Output the data as a Markdown table with the columns Row and Line, starting at the first line and stopping after the line that contains "269, 740, 305]". Number each row and leave out blank lines.

(Bounding box entries)
- - - -
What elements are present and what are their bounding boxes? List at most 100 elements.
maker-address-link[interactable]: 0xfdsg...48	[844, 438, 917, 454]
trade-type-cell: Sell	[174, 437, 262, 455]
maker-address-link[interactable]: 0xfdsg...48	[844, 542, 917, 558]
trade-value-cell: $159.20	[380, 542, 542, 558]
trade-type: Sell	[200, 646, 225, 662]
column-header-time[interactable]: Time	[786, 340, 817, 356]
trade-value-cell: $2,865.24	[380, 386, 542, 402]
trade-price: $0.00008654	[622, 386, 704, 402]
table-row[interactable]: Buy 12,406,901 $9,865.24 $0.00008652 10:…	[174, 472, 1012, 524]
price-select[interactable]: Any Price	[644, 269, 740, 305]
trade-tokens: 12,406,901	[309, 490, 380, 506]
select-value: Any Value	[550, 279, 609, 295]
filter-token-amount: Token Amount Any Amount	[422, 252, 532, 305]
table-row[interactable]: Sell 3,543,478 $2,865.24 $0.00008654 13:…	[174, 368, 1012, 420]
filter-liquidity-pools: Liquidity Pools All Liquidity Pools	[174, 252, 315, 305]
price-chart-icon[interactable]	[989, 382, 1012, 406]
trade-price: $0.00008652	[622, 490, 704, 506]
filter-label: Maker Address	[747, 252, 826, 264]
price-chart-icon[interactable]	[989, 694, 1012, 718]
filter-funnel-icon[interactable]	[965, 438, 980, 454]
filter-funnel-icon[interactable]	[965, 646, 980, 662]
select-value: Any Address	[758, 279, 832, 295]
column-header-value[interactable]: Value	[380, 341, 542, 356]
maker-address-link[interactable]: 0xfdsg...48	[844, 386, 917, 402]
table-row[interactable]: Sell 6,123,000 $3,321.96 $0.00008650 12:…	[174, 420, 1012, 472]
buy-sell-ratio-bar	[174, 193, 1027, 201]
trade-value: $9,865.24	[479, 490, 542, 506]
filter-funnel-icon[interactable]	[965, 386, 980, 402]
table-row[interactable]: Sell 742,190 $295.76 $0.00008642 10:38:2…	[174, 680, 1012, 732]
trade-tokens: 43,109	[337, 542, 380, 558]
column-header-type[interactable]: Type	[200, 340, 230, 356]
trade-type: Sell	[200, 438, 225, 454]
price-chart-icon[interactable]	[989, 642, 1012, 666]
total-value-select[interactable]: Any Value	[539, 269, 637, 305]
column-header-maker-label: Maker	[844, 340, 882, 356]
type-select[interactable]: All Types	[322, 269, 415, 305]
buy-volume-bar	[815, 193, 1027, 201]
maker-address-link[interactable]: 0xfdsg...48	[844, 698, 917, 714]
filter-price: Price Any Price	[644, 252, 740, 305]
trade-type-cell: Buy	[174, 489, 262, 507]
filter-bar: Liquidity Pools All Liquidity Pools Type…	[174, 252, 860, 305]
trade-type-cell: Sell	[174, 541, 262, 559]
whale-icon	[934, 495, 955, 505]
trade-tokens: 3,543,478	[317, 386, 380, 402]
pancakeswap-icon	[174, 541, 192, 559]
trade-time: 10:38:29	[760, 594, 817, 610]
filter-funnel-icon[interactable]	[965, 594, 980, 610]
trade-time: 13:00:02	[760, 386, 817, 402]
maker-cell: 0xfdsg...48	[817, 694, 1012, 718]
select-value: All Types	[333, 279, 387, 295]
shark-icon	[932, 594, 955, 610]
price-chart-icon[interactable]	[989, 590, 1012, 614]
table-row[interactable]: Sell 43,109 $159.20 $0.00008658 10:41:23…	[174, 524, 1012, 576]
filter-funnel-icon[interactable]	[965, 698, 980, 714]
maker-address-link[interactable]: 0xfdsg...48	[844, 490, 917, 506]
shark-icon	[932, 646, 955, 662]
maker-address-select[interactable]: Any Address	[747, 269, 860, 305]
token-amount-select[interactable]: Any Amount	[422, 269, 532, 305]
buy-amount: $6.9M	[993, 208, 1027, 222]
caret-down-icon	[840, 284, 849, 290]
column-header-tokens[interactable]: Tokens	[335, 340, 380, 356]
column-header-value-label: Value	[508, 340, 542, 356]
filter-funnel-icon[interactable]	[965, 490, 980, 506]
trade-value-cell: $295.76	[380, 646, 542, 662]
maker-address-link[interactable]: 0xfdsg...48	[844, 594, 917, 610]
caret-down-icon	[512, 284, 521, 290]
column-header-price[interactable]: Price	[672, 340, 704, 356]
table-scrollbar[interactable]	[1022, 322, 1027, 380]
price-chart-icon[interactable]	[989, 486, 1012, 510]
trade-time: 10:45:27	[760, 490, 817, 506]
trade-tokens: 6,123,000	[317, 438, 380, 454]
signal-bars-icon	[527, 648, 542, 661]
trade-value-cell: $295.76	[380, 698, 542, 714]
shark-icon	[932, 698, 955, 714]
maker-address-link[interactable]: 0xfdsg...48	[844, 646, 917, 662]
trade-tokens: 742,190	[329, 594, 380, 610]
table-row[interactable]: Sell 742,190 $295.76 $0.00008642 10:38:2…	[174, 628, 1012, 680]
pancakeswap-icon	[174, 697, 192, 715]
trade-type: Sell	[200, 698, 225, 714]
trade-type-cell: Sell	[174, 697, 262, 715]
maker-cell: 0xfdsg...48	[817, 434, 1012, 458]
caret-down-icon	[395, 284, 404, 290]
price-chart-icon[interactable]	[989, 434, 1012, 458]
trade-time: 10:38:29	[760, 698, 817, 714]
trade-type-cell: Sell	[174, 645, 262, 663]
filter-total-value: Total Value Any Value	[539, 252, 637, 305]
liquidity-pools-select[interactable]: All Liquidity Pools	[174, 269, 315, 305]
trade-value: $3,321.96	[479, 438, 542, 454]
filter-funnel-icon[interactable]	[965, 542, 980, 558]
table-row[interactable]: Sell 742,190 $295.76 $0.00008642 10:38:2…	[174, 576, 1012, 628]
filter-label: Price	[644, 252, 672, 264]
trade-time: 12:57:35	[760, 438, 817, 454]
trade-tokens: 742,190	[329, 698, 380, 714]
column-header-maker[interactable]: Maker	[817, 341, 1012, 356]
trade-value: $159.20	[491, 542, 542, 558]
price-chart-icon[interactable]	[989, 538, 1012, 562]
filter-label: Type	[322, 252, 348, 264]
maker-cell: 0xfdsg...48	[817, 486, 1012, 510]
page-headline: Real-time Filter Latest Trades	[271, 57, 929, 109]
- - - -
> _Expected answer_:
| Row | Line |
|---|---|
| 1 | What elements are present and what are their bounding boxes? List at most 100 elements. |
| 2 | maker-address-link[interactable]: 0xfdsg...48	[844, 438, 917, 454] |
| 3 | trade-type-cell: Sell	[174, 437, 262, 455] |
| 4 | maker-address-link[interactable]: 0xfdsg...48	[844, 542, 917, 558] |
| 5 | trade-value-cell: $159.20	[380, 542, 542, 558] |
| 6 | trade-type: Sell	[200, 646, 225, 662] |
| 7 | column-header-time[interactable]: Time	[786, 340, 817, 356] |
| 8 | trade-value-cell: $2,865.24	[380, 386, 542, 402] |
| 9 | trade-price: $0.00008654	[622, 386, 704, 402] |
| 10 | table-row[interactable]: Buy 12,406,901 $9,865.24 $0.00008652 10:…	[174, 472, 1012, 524] |
| 11 | price-select[interactable]: Any Price	[644, 269, 740, 305] |